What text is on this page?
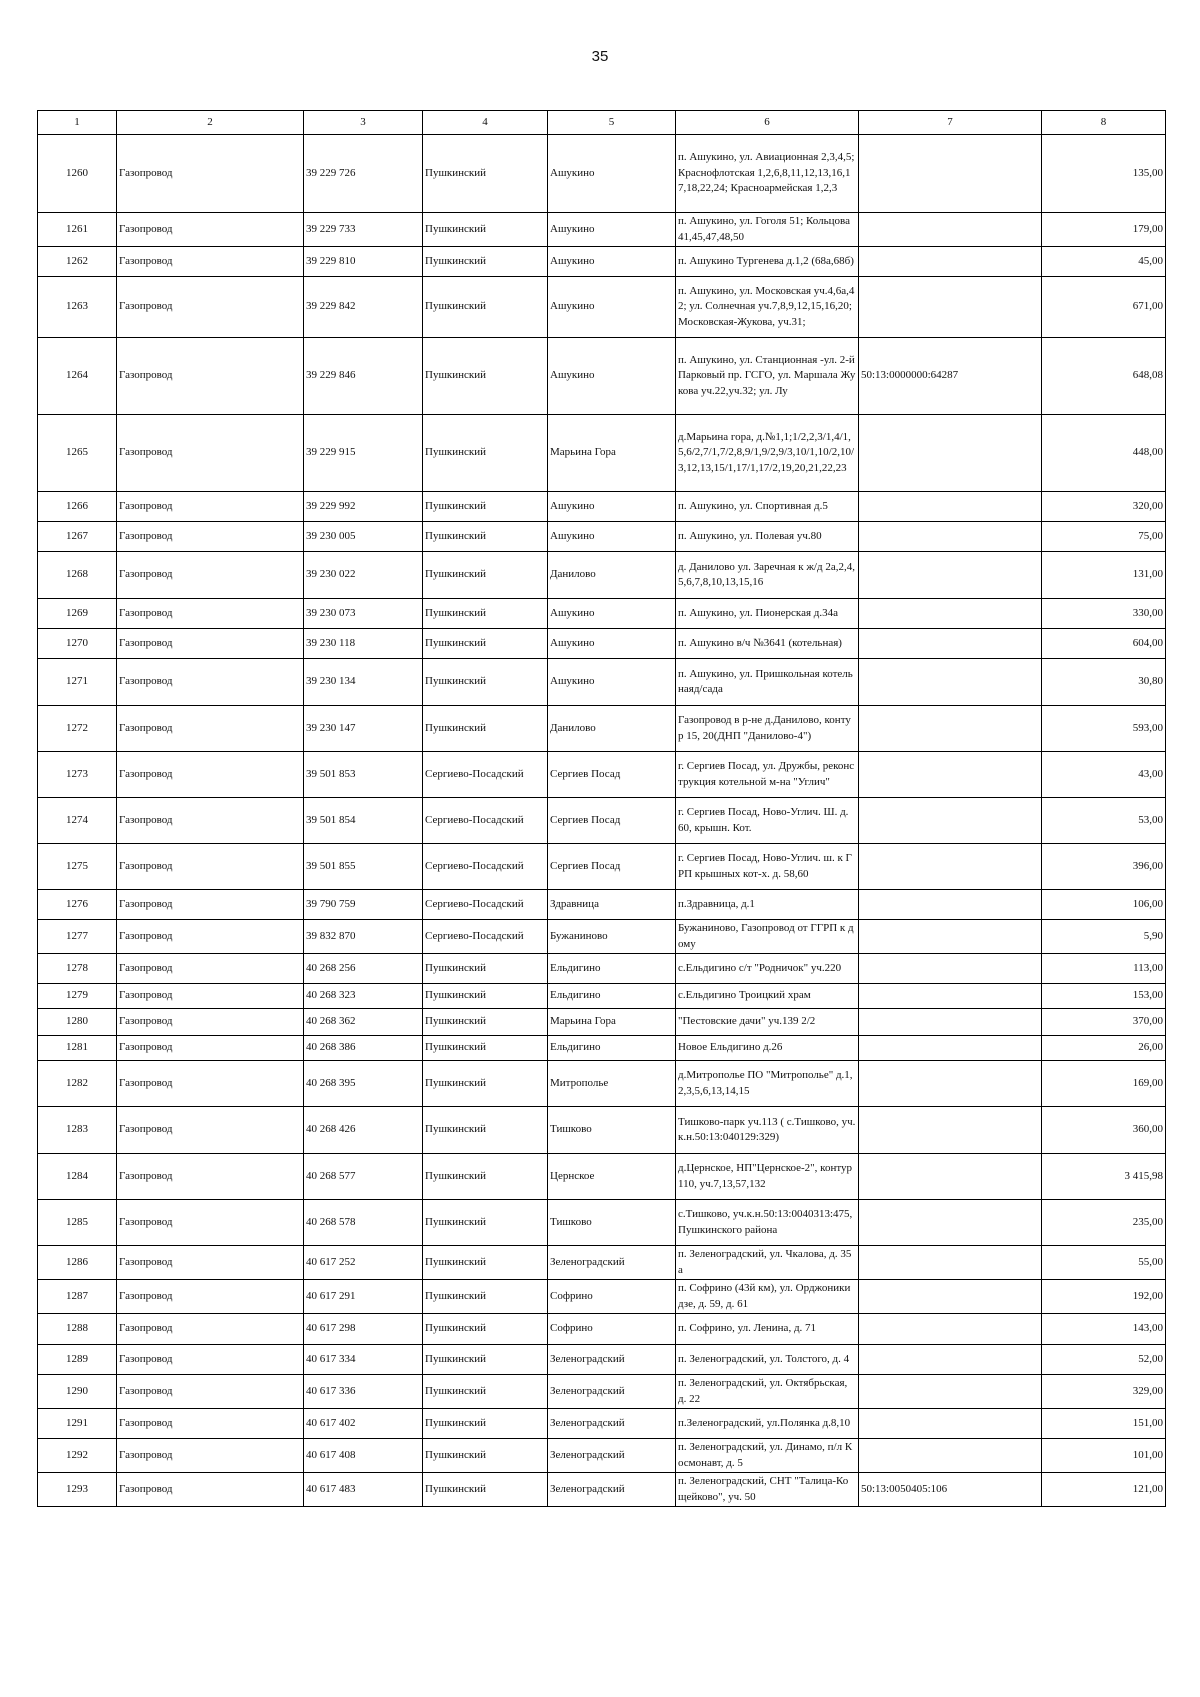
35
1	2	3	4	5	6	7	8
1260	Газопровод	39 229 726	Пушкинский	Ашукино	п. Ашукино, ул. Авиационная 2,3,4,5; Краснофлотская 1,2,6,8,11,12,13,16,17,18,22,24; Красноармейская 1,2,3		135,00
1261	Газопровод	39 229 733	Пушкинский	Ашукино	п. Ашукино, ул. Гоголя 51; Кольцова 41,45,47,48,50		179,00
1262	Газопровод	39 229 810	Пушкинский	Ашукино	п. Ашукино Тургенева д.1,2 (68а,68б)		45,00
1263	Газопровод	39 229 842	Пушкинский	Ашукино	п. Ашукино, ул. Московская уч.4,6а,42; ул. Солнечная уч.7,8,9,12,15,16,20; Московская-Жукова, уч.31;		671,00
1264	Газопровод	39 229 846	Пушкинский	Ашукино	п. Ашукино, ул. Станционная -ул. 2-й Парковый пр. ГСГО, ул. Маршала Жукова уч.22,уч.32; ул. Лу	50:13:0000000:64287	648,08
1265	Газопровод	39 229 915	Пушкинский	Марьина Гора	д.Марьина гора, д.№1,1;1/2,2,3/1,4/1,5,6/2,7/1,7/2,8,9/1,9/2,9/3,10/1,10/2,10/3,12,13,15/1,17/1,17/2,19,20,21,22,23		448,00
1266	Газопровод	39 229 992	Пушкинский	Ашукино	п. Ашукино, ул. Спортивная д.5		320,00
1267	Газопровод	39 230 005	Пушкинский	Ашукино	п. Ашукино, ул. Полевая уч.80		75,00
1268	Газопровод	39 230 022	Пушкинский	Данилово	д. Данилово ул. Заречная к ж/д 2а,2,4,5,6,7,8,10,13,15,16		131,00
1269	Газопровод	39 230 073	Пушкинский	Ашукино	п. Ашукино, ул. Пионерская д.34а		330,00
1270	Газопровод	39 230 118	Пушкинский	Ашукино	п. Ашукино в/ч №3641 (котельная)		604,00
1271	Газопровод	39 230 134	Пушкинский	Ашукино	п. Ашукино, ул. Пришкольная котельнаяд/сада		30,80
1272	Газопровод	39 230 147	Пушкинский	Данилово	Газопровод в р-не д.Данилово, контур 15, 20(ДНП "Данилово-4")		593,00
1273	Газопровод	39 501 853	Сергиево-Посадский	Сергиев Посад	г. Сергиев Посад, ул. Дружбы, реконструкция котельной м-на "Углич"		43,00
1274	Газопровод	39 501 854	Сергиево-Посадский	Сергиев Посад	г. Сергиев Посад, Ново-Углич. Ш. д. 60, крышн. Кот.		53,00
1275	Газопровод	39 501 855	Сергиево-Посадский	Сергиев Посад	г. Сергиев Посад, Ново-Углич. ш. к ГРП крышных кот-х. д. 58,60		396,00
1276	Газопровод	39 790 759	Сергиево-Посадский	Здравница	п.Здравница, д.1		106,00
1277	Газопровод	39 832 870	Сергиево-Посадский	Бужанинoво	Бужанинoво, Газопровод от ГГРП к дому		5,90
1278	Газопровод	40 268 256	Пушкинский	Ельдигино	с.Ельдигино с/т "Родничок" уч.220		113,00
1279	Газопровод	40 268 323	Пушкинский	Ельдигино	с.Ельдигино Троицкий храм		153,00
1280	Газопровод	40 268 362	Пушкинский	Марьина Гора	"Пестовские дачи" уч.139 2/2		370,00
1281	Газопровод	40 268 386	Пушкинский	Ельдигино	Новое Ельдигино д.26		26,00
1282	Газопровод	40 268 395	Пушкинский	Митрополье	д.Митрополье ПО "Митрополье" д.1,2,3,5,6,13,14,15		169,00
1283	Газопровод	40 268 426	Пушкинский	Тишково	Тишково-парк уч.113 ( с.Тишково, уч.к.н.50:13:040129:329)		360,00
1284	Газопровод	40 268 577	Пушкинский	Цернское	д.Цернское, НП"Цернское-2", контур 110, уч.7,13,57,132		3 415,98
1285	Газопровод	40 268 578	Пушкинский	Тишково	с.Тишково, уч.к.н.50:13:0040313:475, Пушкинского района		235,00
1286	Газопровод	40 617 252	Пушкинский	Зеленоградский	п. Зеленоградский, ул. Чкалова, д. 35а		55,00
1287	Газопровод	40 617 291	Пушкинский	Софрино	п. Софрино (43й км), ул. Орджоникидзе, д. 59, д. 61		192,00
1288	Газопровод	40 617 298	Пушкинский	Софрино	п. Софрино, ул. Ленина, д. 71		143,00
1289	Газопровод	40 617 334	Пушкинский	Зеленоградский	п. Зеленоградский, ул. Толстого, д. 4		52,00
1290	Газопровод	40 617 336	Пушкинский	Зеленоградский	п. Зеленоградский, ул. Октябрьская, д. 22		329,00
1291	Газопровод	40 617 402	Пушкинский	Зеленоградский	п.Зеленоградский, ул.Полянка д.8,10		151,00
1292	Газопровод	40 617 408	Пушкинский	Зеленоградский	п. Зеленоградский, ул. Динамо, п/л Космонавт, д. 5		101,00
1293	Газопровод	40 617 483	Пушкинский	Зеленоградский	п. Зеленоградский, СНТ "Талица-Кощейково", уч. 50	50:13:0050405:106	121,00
--
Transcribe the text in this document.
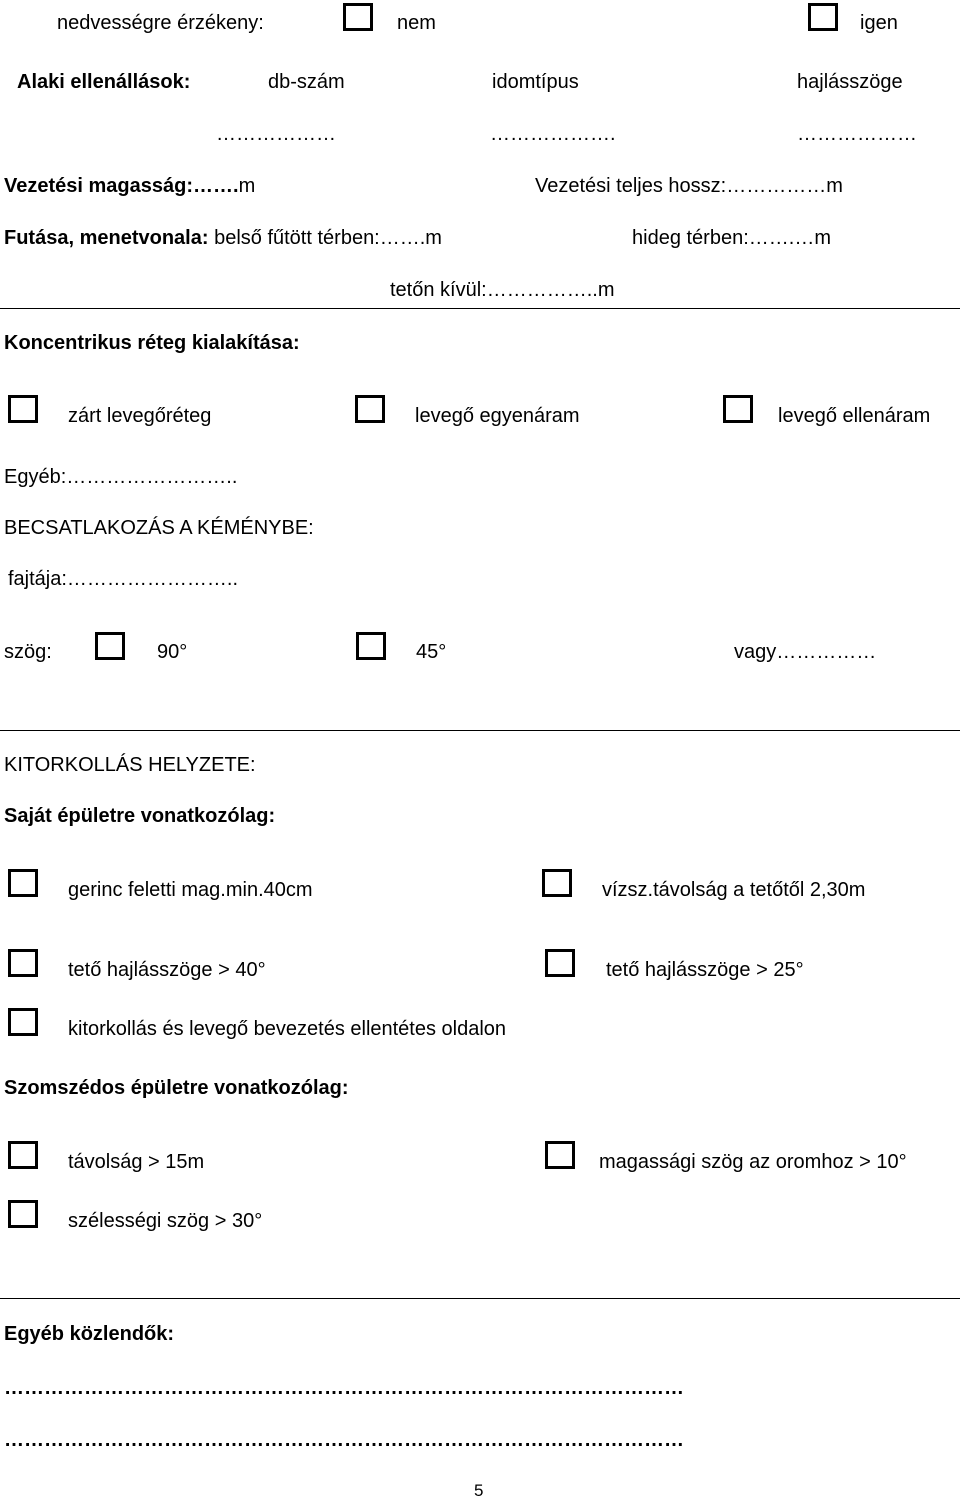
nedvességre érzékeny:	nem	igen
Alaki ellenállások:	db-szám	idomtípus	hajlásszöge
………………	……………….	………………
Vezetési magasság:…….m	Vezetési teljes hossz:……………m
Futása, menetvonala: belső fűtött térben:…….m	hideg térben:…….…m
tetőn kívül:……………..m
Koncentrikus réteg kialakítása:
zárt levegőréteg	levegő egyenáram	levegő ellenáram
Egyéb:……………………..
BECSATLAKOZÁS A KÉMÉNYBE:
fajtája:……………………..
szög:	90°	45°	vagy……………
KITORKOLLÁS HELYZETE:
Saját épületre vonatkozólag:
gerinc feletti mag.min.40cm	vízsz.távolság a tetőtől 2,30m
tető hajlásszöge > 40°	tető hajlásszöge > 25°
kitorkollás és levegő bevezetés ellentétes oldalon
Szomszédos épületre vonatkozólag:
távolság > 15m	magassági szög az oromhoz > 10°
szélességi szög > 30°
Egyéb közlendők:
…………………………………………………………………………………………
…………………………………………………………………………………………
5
==
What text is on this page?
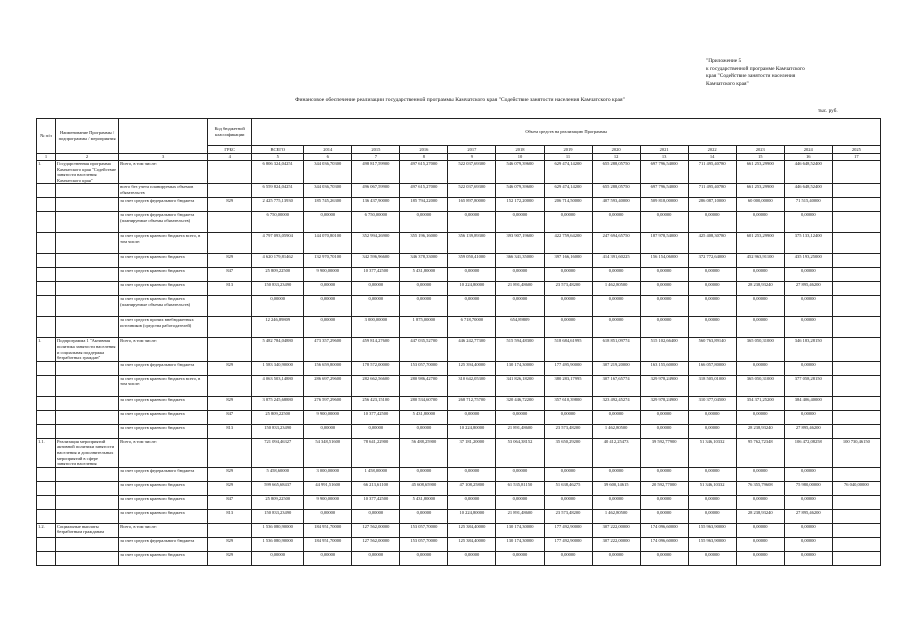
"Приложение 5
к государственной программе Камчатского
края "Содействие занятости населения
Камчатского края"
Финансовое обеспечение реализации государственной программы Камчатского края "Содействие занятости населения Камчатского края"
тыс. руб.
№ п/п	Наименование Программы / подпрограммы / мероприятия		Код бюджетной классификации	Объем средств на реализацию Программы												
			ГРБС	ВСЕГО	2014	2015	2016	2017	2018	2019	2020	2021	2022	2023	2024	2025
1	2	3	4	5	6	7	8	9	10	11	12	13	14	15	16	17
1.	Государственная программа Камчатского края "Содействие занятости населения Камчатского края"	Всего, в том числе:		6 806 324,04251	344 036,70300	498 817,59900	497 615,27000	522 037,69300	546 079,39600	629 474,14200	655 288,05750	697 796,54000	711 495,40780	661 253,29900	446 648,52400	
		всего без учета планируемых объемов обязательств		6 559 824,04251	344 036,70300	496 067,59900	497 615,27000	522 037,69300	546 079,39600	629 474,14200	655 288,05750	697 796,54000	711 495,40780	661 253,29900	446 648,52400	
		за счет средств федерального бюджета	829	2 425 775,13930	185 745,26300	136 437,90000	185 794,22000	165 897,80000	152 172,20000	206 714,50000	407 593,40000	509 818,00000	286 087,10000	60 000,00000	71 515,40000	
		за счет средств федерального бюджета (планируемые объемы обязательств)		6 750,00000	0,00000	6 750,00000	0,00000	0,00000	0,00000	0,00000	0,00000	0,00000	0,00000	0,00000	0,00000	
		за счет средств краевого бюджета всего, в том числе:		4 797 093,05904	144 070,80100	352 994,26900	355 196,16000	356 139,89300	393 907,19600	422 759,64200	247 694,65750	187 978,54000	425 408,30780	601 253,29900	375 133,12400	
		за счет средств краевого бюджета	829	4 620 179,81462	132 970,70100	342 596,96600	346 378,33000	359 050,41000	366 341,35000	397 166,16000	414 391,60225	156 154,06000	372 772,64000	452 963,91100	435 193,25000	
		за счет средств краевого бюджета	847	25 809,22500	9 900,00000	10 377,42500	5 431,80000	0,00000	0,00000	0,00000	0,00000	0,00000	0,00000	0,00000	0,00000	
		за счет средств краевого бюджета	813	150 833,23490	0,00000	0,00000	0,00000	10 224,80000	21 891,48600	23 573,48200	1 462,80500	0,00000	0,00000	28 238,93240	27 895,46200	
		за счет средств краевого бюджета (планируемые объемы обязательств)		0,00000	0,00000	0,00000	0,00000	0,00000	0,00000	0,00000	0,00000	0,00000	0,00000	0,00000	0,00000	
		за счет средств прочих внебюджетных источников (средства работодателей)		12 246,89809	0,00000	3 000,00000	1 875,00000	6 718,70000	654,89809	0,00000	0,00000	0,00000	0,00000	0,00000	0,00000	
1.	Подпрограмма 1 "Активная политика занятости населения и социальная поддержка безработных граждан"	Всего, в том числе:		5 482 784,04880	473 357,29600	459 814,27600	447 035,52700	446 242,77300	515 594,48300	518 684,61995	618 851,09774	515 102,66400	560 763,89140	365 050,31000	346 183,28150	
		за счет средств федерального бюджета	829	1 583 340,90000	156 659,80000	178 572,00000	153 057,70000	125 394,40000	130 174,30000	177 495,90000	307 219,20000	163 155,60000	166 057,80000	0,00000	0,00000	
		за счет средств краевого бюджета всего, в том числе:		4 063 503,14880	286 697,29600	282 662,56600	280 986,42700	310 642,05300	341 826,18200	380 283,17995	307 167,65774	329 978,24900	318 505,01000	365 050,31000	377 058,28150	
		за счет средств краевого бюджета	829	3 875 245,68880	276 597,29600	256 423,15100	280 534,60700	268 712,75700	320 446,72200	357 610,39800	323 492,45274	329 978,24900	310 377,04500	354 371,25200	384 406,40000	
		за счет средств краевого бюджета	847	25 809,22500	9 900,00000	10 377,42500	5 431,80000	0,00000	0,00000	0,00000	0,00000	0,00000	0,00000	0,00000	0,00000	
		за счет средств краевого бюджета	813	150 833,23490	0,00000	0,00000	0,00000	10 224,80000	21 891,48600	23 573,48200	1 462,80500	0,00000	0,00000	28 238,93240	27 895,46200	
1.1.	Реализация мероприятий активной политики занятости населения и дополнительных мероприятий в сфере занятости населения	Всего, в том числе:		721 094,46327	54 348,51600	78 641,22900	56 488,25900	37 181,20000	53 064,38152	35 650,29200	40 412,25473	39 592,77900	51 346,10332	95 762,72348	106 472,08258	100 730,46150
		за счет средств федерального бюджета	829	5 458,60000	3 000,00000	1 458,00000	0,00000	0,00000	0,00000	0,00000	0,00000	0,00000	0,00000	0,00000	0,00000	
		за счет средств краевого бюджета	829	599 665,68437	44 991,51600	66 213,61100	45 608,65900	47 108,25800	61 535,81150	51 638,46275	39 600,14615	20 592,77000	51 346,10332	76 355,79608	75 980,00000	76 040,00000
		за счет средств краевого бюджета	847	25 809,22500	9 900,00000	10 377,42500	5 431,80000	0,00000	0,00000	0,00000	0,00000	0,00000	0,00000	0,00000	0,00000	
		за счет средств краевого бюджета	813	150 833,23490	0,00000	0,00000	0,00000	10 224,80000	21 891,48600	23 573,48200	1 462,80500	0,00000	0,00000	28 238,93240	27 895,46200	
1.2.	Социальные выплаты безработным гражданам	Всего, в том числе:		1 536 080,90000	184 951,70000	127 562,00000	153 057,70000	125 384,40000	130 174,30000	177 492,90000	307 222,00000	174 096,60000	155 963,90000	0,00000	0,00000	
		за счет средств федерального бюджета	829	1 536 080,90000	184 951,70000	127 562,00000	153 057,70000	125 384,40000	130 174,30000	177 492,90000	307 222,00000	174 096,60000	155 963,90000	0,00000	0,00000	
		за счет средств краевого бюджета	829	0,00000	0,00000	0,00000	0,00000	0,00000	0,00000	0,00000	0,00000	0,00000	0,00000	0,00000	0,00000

- Aim -
Looking at the entries above, how many lines contain the word "vonatkozólag"? Answer with the number alone.

- Solution to this problem -
2